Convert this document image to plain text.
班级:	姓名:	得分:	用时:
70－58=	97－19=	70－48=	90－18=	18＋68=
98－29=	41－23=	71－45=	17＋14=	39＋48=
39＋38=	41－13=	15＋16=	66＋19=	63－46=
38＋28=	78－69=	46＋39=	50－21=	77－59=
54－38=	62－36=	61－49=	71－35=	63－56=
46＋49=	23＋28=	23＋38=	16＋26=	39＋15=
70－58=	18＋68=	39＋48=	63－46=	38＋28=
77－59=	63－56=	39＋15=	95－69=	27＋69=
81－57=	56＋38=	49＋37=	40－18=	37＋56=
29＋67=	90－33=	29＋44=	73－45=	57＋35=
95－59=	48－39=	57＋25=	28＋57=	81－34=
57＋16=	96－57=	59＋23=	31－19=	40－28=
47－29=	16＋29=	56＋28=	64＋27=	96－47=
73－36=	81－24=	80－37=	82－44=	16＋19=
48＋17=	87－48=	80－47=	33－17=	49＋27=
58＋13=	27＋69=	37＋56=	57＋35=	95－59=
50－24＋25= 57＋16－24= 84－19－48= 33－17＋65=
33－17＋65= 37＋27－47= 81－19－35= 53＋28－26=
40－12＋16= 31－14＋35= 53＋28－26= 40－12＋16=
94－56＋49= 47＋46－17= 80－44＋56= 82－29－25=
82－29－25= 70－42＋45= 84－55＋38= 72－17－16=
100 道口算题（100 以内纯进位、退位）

#### EXERCISE DETAILS:
Write out the entries in full, exactly as given.

#### SOLVED EXERCISE:
Convert this document image to plain text.
班级:	姓名:	得分:	用时:
70－58=	97－19=	70－48=	90－18=	18＋68=
98－29=	41－23=	71－45=	17＋14=	39＋48=
39＋38=	41－13=	15＋16=	66＋19=	63－46=
38＋28=	78－69=	46＋39=	50－21=	77－59=
54－38=	62－36=	61－49=	71－35=	63－56=
46＋49=	23＋28=	23＋38=	16＋26=	39＋15=
70－58=	18＋68=	39＋48=	63－46=	38＋28=
77－59=	63－56=	39＋15=	95－69=	27＋69=
81－57=	56＋38=	49＋37=	40－18=	37＋56=
29＋67=	90－33=	29＋44=	73－45=	57＋35=
95－59=	48－39=	57＋25=	28＋57=	81－34=
57＋16=	96－57=	59＋23=	31－19=	40－28=
47－29=	16＋29=	56＋28=	64＋27=	96－47=
73－36=	81－24=	80－37=	82－44=	16＋19=
48＋17=	87－48=	80－47=	33－17=	49＋27=
58＋13=	27＋69=	37＋56=	57＋35=	95－59=
50－24＋25= 57＋16－24= 84－19－48= 33－17＋65=
33－17＋65= 37＋27－47= 81－19－35= 53＋28－26=
40－12＋16= 31－14＋35= 53＋28－26= 40－12＋16=
94－56＋49= 47＋46－17= 80－44＋56= 82－29－25=
82－29－25= 70－42＋45= 84－55＋38= 72－17－16=
100 道口算题（100 以内纯进位、退位）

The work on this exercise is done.